**PAGE EXTRACT**

────

That's right. Only four classes. That's enough for me. It's still twelve hours. I'll just take one or five courses every summer to complete my general education requirements. I'm not in any big hurry to get out of here, so if I end up going to school for five or six years, so be it. I'm not biting off any more than I can chew. I'm following my dad's advice for once, and everyone acts like I'm doing something wrong. 'Twelve hours? Why not seventeen?' No way, man. Not for me. If I had more than twelve hours I'd probably quit my job. I can barely handle twelve hours as it is. I can't concentrate that long. I never even have time for videogames. If I'd known college would take away my videogames, I wouldn't be here right now.

By the way, I was correct. I was only sick because I hadn't slept much or eaten. I'm all better. I got a good 10 hours of sleep last night. Yep. I'm actually in a somewhat positive mood right now, too. Amidst the sleepiness and general hell that yesterday felt like, there also came depression. I'm OK today, though. Along with my health going downhill, my emotions are a little extreme when I'm tired. I get really weird and silly if I'm with certain friends, but I might also think about jumping off of a bridge. So, lack of sleep is just bad for me all around.

Well, I'll let you go now. Talk to you later, blog buddies.
Comments: Read 4 or Add Your Own.

Monday, November 28th, 2005

Subject:... ... ...ugh... ...
Time:2:52 pm.
Mood: sick.

...*bangs head on wall* Stupid... *Bang!* Stupid... *Bang!* Stupid... *Bang!* Stupid...

I'm a complete and total idiot. Yeah, yeah, everybody knows that already, but I just have to say it because I really feel like it right now. Procrastination on such a scale should be a crime. OK. So, in my CIS class I had to do like, 22 or 23 Microsoft Word assignments. I had all the stuff to do all of these assignments for weeks. I knew that they weren't due until the end of November, though, so I put them off. ...and put them off... and...put them off. Anyway, I could have had bonus points. I swear I could have had a 200% in that damn class if I weren't so lazy. It's like Hyde's class without Hyde. Most of it is a total waste of my time. It's the only class that I've allowed myself to actually skip...twice. It's that simple. But those damn Microsoft assignments are so time consuming. They were all due today and last night I hadn't started on any of them. So, like I should have known would happen, I worked on those stupid things from 10:00 p.m. last night until 6:00 a.m. this morning. Now I'm fucking sick. One reason might be because I walked in this ridiculous weather...another reason might be that I've decided not to eat for a while...(I ate a lot at Thanksgiving)...Anyway, I deserve it. I'm stupid. I did this to myself. I'm at work. I'm probably going to get into trouble.

────

**STORED DATA**
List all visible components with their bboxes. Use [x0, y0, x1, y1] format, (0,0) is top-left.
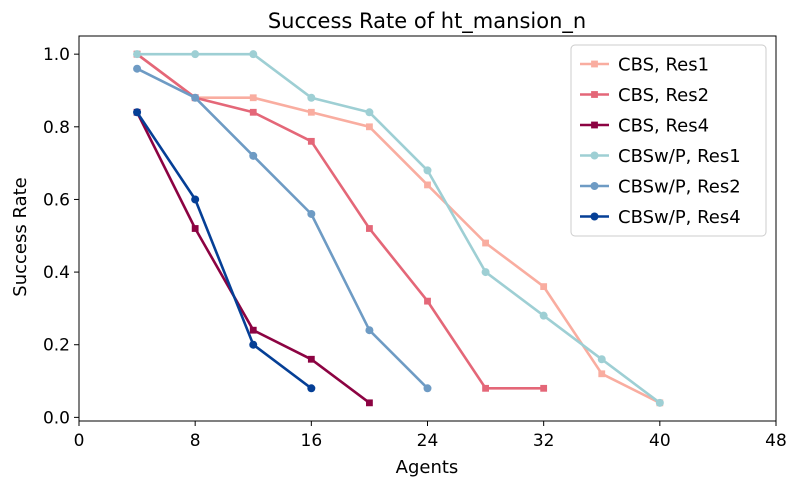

────

**WHAT TO DO**
1 - Check each statement against the blog posts and mark it yes or no, quoting the exact words of the posts that decide it: (a) The writer is taking four classes. (b) The writer got ten hours of sleep last night. (c) The writer worked on the Microsoft Word assignments until 4:00 a.m.
2 - According to the blog posts, at what time was the Monday, November 28th, 2005 entry posted?
3 - Pick up the blog posts after their final sentence and continue in the same voice.
None of the data is needed here.

**SOLVED TASKS**
1 -
(a) Yes: "Only four classes."
(b) Yes: "I got a good 10 hours of sleep last night."
(c) No: "from 10:00 p.m. last night until 6:00 a.m. this morning."

2 - It was posted at 2:52 pm.

3 -
On the upside, I met with my advisor today! Yay!! I've been cleared to register. I think I can get some pretty cool classes, too. ...It's about time, right?

Well, I'm sick and stupid and you all probably think it's hilarious, so I'm just going to shut up while everyone still has something to laugh about. Later.

Comments: Read 2 or Add Your Own.

Tuesday, November 22nd, 2005

Subject:Thanksgiving wishes and pumpkin pie
Time:2:24 pm.
Well, firstly, I hope that everyone who reads my blog as well as various other people in this world have a very happy Thanksgiving. There are some people (Mrs. Hallmark, for example) that I hope will get hit by a truck and have to eat their Thanksgiving meal through a tube (I still hate that woman...). Anyway, on with the entry...

My brother is engaged. I know. It surprised me, too. How the hell does a guy like that get a woman? Anyway, he's engaged to a chick that he used to know in, like, Junior High who moved away a long time ago. She's got a kid now and so I guess that will make me an uncle. She lives in Washington and I guess my brother plans to move there after getting out of the marines. Of course, I don't think any of this is going to last. They're probably both completely different people than what they remember from Jr. High. My brother just jumped into this. He's not mature enough to take care of a kid and this is going to end up bad. I think he just wants to get married because he thinks he's supposed to. All of his friends are married and he just wants to look normal. I think that's the same reason he joined the military. My grandfather was in the military, my dad was in the military, all of his friends were in the military, and he just thought that it was what he was supposed to do. He gets himself into so much shit I can't even believe it. Anyway, there's my rant about my brother. Honestly, I don't really care that much. He does so much stupid shit that I can't be expected to care. I'm just pissed that, if this works out, then I can't live in Seattle. He'll be there.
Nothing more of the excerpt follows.